# WHAT YOU WILL DO:
1/ Copy the part of the Quantum Hall Effect page below, starting with the words "This effect is" and ending after the words "the gravity constant.".
2/ Using the Quantum Hall Effect page below, decide whether each statement agrees with it. Answer yes or no and quote the deciding words exactly.
(a) The magnetic field passes through the plate lengthwise.
(b) The Hall resistance depends only on nature constants.
(c) The effect could be used to measure the value of the gravity constant.
3/ Summarize the Quantum Hall Effect page below in three sentences.

# PAGE EXCERPT:
□ □ □ □ □ □ □
The relativistic Quantum Hall Effect

This effect is a version of the Quantum Hall Effect, which describes an influence of gravitation in Hall resistance. This effect could be used to measure the value of the gravity constant.

By Tilmann Schneider

Contents

1 Quantum Hall Effect
2 Relativistic Quantum Hall Effect
3 References
4 Imprint

The Quantum Hall Effect makes possible a very precisely measurement of resistance, because the Hall resistance only depends on nature constants. For derivation we consider an electrical conducting plate whith a thickness d, a width b and a length l. Lengthwise a direct current I_y is flowing through the plate. Perpendicularly the plate is penetrated by a magnetic field with a strength B_z. As a result the Lorentz force

K_L=lB_zI_y/N

is exerted on a single electron (N = number of all electrons in the plate). The electrons which are retained and exhausted respectively at the boundary cause an electric field E_H whose force

K_H=-eE_H       (1.1)
□ □ □ □ □ □ □
# SUPPLIED ENTRIES:
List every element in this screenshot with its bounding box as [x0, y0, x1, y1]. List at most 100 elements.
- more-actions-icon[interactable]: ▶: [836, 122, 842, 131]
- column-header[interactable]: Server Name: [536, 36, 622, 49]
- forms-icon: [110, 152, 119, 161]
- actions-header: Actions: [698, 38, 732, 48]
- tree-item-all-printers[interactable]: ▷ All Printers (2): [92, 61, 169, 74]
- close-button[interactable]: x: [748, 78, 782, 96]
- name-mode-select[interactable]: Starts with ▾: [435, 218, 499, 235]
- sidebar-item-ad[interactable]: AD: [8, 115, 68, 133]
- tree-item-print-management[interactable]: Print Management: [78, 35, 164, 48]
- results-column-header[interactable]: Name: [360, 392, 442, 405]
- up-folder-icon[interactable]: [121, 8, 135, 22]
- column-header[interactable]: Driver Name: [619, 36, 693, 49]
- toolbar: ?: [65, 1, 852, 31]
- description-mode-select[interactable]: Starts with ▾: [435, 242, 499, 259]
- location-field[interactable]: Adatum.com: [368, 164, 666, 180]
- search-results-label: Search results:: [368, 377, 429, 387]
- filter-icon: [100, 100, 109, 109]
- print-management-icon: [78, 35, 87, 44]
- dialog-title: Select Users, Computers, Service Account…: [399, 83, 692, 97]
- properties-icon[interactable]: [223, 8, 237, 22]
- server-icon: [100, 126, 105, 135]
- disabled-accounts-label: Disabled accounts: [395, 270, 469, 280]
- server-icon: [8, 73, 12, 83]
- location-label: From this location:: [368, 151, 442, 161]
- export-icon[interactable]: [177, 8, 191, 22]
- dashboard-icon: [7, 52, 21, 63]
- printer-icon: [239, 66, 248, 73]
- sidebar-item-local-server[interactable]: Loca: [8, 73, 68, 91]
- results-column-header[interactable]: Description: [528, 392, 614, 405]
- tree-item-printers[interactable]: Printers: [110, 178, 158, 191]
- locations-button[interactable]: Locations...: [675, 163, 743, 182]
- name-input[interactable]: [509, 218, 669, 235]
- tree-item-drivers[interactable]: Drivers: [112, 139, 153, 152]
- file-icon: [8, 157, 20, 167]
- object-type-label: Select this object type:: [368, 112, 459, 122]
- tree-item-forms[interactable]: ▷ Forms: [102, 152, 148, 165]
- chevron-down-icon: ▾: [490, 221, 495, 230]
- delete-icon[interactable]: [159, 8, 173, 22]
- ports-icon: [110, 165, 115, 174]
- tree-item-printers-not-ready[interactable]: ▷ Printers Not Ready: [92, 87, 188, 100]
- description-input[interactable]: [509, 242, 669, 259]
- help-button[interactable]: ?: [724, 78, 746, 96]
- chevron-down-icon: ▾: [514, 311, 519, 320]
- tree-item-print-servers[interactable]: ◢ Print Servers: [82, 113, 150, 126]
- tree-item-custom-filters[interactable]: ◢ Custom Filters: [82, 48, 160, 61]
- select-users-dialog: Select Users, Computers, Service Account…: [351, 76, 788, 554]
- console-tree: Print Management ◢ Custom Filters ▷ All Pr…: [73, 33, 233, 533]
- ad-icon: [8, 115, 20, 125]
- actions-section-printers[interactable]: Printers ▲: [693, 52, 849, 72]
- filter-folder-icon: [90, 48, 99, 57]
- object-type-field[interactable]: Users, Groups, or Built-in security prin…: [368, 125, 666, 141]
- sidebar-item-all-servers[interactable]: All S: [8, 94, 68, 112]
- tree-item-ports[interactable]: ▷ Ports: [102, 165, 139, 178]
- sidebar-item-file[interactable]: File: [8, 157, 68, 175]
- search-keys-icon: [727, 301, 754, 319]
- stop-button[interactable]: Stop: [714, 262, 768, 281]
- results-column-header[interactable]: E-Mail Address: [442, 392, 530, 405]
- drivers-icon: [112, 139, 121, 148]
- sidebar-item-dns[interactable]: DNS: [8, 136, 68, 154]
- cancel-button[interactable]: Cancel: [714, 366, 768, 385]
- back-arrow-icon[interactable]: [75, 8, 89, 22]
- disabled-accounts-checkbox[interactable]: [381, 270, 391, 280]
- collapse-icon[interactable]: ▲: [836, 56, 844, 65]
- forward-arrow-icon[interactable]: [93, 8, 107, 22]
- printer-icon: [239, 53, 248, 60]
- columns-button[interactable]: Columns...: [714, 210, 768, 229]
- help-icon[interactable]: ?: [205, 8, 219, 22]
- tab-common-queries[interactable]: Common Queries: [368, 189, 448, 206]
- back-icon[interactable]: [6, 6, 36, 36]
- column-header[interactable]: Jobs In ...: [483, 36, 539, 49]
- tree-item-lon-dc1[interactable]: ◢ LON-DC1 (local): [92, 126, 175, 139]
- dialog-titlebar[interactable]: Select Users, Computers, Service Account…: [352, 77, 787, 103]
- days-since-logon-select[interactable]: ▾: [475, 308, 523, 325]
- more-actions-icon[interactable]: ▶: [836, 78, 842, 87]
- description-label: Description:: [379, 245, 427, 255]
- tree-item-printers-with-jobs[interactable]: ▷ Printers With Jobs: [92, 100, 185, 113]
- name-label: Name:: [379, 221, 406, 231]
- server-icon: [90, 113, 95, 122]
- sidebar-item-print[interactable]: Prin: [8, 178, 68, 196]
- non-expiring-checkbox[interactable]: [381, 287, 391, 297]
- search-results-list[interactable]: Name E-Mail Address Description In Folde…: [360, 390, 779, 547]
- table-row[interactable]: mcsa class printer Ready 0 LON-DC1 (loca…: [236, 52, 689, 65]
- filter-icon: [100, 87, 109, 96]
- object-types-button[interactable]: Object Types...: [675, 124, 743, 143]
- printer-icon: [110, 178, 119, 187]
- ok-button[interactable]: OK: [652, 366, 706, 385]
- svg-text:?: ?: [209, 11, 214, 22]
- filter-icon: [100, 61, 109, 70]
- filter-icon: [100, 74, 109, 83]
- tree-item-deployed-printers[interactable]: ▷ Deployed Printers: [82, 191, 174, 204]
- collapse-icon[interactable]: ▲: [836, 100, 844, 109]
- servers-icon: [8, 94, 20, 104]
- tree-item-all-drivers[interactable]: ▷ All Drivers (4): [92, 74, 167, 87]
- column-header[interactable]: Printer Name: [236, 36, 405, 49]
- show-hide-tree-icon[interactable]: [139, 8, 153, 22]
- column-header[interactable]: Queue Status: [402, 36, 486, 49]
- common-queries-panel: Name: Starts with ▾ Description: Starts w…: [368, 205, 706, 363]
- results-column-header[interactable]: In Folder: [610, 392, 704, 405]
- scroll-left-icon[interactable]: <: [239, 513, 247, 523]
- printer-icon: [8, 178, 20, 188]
□ □ □ □ □ □ □
# RESULTS:
1/
This effect is a version of the Quantum Hall Effect, which describes an influence of gravitation in Hall resistance. This effect could be used to measure the value of the gravity constant.

2/
(a) No: "Perpendicularly the plate is penetrated by a magnetic field with a strength B_z."
(b) Yes: "the Hall resistance only depends on nature constants"
(c) Yes: "This effect could be used to measure the value of the gravity constant."

3/ The relativistic Quantum Hall Effect is a version of the Quantum Hall Effect that describes an influence of gravitation in Hall resistance, and it could be used to measure the value of the gravity constant. The Quantum Hall Effect allows a very precise measurement of resistance, because the Hall resistance depends only on nature constants. Its derivation considers a conducting plate with a direct current flowing lengthwise and a magnetic field passing through it perpendicularly, so that a Lorentz force acts on each electron, and the electrons at the boundary cause an electric field E_H.